→ BRANO FORNITO:
■ ■ ■ ■ ■ ■ ■

Il rogo è divampato intorno alle 4 del mattino nell’appartamento di via Dei Mille della famiglia Messina, i genitori sono riusciti a trarre in salvo i due bambini più piccoli, altri due maschietti di 6 e 8 anni, ma non hanno potuto fare nulla per i due figli più grandi. A raccontare la dinamica dell’accaduto è stato un parente della famiglia Messina che abita nel medesimo stabile, il quale ha spiegato che quando Francesco Filippo, già fuori dall’abitazione, si è reso conto che Raniero mancava all’appello, è rientrato in casa per andare a prenderlo, ma purtroppo neppure lui è riuscito a sopravvivere al fuoco e al denso fumo. Gli altri abitanti del palazzo intanto, avvertiti al citofono da una donna che per prima ha visto le fiamme, sono riusciti a mettersi in salvo.

Sono in corso indagini per comprendere cosa abbia originato l’incendio, anche se con molta probabilità forse è stato un corto circuito in cucina. I corpi dei due sfortunati fratellini sono stati portati all’obitorio del policlinico, i genitori commercianti di abbigliamento, hanno sperato per ore, immobili in strada che i pompieri riuscissero a trovare i bambini ancora in vita, poi alle 7 del mattino ogni speranza è stata infranta.

■ ■ ■ ■ ■ ■ ■

[Dati di previsione dei riquadri di delimitazione]
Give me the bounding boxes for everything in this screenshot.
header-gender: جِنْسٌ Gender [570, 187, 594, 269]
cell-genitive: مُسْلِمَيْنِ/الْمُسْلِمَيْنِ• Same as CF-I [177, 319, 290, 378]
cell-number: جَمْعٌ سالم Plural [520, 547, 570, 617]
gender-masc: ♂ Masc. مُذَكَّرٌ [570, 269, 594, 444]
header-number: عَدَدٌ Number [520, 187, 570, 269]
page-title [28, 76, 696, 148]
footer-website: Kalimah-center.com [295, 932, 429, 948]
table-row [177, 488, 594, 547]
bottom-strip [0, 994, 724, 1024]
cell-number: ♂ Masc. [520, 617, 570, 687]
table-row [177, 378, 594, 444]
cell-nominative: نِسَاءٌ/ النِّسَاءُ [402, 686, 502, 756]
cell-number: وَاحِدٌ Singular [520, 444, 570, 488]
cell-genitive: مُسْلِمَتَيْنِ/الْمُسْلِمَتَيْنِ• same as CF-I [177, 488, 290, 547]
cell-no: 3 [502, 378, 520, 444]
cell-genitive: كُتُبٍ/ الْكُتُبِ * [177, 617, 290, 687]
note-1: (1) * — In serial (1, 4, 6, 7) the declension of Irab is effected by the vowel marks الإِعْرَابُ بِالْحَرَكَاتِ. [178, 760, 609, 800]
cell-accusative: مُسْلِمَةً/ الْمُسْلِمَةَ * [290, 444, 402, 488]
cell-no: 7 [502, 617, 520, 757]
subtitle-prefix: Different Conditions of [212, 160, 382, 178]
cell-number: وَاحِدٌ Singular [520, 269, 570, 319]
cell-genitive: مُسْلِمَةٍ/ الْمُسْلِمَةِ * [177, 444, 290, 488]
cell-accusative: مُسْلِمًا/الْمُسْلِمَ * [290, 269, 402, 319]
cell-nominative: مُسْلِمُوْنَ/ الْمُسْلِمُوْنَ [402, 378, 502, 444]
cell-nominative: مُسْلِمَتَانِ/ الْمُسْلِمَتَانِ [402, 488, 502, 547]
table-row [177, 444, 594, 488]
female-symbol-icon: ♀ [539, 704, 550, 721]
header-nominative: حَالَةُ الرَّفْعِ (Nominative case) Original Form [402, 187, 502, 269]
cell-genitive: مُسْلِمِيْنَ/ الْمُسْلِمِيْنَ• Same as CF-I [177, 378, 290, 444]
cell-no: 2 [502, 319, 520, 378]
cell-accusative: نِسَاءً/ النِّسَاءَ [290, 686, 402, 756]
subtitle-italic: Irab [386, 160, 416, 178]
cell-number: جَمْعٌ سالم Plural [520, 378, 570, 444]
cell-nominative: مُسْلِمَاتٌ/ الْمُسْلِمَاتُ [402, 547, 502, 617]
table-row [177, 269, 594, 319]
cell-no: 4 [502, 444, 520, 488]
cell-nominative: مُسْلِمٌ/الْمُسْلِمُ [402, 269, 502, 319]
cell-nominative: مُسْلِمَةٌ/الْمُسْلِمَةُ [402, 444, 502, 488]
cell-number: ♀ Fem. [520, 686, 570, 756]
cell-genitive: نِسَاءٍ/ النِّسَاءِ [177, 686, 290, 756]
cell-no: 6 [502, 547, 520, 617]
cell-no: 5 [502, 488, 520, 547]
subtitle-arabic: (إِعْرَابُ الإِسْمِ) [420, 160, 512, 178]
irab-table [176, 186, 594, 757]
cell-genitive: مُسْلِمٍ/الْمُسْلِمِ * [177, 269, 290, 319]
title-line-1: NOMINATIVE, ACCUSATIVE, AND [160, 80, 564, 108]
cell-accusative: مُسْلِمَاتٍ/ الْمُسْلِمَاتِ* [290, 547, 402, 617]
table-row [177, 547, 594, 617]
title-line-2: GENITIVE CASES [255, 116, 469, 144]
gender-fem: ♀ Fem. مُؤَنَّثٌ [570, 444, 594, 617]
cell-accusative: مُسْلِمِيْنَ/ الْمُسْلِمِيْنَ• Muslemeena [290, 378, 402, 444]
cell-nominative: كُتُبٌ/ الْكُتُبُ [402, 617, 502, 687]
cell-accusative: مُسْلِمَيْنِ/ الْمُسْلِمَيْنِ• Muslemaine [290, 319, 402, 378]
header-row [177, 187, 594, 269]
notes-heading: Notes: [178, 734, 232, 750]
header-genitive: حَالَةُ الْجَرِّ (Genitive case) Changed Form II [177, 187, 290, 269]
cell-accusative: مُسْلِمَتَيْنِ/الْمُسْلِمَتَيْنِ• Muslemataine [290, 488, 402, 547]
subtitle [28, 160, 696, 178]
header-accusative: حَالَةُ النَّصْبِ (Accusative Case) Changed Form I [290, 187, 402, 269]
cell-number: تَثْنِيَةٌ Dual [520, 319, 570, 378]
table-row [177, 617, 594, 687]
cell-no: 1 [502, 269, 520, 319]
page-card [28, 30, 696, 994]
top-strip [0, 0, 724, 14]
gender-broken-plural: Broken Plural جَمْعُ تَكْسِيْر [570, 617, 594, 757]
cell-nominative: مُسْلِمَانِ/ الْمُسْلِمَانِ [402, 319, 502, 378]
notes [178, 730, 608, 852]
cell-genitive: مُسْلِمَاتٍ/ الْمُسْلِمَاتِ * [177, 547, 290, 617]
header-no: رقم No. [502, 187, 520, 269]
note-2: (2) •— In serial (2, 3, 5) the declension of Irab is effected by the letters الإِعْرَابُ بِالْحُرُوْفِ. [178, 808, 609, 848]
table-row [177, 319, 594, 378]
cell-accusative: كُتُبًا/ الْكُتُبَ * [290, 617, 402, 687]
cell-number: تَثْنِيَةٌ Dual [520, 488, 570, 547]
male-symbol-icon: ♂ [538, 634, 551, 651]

■ ■ ■ ■ ■ ■ ■

→ OBIETTIVO DEL COMPITO: Indica come sono stati avvertiti gli altri abitanti del palazzo secondo il brano fornito.

→ RISPOSTA AL COMPITO: Sono stati avvertiti al citofono da una donna che per prima ha visto le fiamme.